→ **TEXT SECTION**:
※ ※ ※

SambaNova specializes in AI inference infrastructure—the computational workload that processes trained models rather than creating them. The company’s custom chips, branded as Reconfigurable Dataflow Units (RDUs), form the backbone of its SambaRack system. This integrated solution bundles hardware, networking software, and management layers into complete rack-scale packages designed for seamless datacenter deployment.
Why Intel’s Last AI Bet Flopped
The semiconductor giant’s acquisition history tells a cautionary tale. In 2019, Intel paid approximately $2 billion for Habana Labs, a company developing the Gaudi AI training processor. At the time, this seemed strategic—Gaudi was gaining traction among hyperscalers interested in alternatives to Nvidia’s dominant GPUs.
However, Intel’s execution faltered. Subsequent generations like Gaudi 2 and Gaudi 3 delivered respectable performance metrics but couldn’t overcome two structural barriers. First, Gaudi employed an unfamiliar architecture paired with an underdeveloped software ecosystem. Second, and more critically, Nvidia’s proprietary CUDA platform had already crystallized into industry standard over nearly two decades. This created a “moat” that transcended raw chip performance—CUDA’s mature software libraries and developer familiarity gave Nvidia an insurmountable advantage.
Intel simultaneously pursued a scatterbrained dual approach: developing Gaudi training chips while launching competing data center GPUs. Neither gained meaningful market share. When Intel ultimately cancelled Falcon Shores—a data center GPU incorporating Gaudi technology—it effectively surrendered the AI training battlefield to Nvidia.
A Structurally Different Opportunity
The SambaNova acquisition could represent a strategic pivot rather than a repeat mistake. Several factors distinguish this scenario.
First, the inference market operates under different competitive dynamics than training. While training demands maximum raw computational throughput, inference prioritizes efficiency—getting accurate predictions from existing models with minimal power consumption and latency. Custom silicon like SambaNova’s excels in this constrained optimization problem.
Second, SambaNova already possesses tangible market momentum. The company secured deployment agreements for sovereign AI inference clouds across Australia, Europe, and the United Kingdom in October. Subsequently, OVHcloud, a major European computing provider, selected SambaNova’s systems to complement its AI infrastructure portfolio. These wins suggest the market recognizes value in rack-scale inference solutions beyond commodity GPU deployments.
Third, Intel Capital already owns SambaNova as a portfolio company, and Intel CEO Lip-Bu Tan chairs its board. This reduces acquisition risk through existing familiarity and operational alignment.

※ ※ ※

→ **RECORDS**:
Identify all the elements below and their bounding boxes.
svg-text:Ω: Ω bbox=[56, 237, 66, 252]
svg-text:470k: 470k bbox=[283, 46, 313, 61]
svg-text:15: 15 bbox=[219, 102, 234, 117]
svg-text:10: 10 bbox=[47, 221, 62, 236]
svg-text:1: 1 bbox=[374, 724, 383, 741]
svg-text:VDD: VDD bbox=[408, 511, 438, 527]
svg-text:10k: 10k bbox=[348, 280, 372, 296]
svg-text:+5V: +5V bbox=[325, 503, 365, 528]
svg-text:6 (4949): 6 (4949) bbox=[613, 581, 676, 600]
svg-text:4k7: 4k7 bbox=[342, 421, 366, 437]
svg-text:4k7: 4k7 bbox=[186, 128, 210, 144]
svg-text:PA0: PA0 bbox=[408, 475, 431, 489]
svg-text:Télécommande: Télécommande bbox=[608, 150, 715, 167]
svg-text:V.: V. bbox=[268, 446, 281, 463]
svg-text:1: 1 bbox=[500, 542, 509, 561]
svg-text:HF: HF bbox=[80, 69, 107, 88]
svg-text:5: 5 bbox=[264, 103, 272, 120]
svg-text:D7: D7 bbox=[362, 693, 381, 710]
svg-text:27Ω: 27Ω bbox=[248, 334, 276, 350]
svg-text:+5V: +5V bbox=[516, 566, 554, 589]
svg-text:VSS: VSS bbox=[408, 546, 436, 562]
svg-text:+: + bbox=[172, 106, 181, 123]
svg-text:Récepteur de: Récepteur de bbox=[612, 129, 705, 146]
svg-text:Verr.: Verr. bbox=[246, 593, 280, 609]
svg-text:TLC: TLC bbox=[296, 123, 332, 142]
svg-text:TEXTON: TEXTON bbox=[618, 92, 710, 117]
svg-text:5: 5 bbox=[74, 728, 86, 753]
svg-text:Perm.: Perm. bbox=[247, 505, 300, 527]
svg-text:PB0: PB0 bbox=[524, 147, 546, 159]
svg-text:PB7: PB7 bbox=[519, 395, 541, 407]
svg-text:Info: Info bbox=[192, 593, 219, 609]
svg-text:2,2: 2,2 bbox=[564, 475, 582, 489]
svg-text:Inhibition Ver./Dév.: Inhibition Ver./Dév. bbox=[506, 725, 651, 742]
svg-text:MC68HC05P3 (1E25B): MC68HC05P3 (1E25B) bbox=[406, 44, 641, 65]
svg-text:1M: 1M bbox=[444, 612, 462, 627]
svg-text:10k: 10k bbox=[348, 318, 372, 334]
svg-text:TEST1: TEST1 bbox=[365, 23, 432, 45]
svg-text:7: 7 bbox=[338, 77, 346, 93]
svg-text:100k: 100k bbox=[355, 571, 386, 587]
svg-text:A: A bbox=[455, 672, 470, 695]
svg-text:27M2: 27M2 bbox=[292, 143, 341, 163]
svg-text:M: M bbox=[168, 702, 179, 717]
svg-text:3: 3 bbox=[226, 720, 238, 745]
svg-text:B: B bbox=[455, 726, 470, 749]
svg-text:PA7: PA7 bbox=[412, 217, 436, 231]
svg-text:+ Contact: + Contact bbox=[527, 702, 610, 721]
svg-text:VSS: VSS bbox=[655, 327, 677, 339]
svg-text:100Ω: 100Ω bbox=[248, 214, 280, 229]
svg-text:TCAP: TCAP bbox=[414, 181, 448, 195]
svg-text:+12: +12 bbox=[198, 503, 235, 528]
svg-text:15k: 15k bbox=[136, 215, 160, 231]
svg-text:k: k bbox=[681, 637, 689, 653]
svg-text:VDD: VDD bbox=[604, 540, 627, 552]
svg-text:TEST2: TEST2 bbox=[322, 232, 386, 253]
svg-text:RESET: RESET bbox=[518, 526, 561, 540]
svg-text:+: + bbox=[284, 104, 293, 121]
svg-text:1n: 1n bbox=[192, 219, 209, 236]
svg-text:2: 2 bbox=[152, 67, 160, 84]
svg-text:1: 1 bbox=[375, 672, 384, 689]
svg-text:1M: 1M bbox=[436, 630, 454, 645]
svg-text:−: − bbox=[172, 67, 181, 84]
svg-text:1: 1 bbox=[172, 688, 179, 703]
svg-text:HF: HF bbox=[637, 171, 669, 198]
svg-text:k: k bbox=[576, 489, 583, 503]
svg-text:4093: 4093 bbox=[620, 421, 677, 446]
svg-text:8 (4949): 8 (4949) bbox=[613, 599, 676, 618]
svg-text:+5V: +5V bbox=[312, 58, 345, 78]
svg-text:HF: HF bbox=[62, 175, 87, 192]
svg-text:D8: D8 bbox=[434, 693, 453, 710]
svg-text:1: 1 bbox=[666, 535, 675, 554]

※ ※ ※

→ **ASSIGNMENT**: Which places does the text on Intel and SambaNova name as locations for SambaNova's sovereign AI inference cloud deployment agreements? List them all.

→ **COMPLETED TASK**: Australia, Europe, the United Kingdom